## Task prompt
Every line with the string "lente" should be gathered.

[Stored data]
— start —

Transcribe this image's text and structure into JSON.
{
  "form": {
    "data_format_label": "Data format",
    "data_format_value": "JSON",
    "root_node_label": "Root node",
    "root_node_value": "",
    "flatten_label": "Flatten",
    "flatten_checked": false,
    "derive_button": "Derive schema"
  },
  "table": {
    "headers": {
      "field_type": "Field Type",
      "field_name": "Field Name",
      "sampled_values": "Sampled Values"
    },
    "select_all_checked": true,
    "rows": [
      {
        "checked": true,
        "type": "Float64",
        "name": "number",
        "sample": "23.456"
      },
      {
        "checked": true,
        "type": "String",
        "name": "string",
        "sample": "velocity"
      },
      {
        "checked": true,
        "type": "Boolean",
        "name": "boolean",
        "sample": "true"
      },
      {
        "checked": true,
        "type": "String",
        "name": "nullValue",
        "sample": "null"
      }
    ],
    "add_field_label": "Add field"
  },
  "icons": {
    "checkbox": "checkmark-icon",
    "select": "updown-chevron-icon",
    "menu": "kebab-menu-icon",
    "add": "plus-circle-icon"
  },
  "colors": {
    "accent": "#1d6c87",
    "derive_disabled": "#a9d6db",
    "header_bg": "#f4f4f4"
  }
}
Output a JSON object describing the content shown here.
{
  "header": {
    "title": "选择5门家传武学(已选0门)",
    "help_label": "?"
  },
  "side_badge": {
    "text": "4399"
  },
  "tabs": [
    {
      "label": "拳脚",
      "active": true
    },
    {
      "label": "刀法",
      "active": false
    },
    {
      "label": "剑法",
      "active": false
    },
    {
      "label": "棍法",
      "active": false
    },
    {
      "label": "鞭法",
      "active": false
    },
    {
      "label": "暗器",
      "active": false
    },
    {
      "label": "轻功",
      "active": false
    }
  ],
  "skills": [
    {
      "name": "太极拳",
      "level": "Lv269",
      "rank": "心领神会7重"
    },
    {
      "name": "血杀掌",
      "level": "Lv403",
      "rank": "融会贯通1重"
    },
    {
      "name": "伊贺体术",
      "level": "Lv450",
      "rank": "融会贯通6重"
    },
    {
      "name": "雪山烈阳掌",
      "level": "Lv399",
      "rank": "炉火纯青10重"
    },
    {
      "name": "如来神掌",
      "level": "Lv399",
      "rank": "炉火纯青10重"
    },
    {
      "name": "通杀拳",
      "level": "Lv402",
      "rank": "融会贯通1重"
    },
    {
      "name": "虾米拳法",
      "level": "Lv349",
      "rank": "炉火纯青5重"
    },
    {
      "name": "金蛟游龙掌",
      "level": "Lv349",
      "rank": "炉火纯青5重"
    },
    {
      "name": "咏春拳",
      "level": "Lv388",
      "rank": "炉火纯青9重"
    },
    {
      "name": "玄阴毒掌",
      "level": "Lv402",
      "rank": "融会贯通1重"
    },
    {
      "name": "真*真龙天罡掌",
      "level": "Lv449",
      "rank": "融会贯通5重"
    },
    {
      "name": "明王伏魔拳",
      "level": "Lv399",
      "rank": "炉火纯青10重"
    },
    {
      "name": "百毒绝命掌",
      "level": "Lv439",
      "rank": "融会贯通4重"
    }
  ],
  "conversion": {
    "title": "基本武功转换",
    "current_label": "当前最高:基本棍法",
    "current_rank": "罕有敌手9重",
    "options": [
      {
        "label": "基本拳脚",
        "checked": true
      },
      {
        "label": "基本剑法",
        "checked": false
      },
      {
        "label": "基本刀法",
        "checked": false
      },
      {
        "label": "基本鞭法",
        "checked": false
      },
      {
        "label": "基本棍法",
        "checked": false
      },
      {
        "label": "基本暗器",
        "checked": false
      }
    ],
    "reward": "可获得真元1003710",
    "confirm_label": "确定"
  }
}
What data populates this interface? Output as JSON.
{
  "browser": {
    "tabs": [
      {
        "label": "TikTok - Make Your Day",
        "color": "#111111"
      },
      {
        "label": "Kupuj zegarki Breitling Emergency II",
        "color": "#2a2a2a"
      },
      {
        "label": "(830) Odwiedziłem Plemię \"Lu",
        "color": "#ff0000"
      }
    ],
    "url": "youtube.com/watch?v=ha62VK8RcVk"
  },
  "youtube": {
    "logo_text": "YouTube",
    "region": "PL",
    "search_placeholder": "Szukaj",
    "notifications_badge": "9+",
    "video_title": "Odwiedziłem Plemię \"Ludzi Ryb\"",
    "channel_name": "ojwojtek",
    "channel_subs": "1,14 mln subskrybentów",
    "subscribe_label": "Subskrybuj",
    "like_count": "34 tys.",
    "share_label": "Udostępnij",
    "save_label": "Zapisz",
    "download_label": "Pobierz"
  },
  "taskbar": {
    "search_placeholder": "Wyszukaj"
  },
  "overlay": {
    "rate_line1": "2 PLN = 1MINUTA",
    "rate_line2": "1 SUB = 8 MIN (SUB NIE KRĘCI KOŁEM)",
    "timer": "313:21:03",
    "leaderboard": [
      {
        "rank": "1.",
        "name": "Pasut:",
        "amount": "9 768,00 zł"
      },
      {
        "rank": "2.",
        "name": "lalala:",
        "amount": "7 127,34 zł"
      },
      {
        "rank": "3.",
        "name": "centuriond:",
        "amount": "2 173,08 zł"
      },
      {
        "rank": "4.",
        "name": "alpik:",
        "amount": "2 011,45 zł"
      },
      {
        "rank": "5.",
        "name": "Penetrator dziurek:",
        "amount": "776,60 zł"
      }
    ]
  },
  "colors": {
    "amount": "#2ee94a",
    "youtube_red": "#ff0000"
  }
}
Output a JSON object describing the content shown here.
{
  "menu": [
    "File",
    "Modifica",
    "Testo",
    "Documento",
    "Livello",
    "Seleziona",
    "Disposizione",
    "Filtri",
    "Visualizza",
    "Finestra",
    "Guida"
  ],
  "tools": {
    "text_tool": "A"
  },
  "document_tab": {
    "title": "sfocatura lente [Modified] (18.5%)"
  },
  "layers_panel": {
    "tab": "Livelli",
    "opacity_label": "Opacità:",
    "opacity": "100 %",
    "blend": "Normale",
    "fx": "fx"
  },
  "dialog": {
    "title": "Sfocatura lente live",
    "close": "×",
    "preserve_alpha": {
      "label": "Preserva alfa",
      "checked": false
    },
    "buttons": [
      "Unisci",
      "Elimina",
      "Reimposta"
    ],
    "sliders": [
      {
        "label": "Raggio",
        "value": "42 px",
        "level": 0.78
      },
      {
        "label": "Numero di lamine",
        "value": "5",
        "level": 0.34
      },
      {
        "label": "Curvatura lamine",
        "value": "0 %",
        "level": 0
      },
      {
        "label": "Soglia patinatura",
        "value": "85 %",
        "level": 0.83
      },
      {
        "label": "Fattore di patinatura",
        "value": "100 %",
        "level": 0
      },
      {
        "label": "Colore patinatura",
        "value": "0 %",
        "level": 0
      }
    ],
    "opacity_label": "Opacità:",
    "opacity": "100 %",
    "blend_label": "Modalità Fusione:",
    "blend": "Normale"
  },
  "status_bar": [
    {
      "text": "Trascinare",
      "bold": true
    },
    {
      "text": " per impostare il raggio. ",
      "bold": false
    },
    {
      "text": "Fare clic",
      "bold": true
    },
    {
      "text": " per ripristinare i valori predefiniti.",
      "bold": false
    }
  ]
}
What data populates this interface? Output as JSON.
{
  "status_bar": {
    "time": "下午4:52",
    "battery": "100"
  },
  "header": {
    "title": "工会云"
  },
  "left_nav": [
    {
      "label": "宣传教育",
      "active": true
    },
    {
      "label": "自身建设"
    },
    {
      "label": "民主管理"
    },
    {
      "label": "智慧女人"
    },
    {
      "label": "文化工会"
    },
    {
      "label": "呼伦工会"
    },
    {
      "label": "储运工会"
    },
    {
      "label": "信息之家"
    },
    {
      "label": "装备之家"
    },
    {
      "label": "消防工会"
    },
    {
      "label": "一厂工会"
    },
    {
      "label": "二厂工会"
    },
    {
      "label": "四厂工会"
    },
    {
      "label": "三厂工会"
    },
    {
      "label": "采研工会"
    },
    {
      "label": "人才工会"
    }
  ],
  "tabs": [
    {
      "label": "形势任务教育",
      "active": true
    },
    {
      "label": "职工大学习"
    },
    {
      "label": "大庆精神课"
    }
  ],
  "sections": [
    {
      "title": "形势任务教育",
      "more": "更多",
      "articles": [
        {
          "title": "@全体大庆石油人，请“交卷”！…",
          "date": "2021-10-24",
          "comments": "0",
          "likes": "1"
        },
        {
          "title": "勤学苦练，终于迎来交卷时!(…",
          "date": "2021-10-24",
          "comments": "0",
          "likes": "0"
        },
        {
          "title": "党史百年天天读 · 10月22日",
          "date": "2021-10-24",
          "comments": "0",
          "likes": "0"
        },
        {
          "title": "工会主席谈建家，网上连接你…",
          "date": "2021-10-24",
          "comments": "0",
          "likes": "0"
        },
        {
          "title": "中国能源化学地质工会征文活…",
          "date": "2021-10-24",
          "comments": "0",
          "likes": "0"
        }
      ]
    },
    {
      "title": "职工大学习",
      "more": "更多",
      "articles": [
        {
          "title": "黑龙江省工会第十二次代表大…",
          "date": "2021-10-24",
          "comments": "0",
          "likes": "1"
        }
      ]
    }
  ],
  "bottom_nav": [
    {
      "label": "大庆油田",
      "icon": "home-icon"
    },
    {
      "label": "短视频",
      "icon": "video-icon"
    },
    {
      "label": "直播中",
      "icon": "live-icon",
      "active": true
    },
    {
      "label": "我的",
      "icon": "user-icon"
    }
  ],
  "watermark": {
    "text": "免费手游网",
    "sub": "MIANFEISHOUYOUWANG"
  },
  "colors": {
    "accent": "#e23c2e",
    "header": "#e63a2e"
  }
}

— end —

## Written answer
    "title": "sfocatura lente [Modified] (18.5%)"
    "title": "Sfocatura lente live",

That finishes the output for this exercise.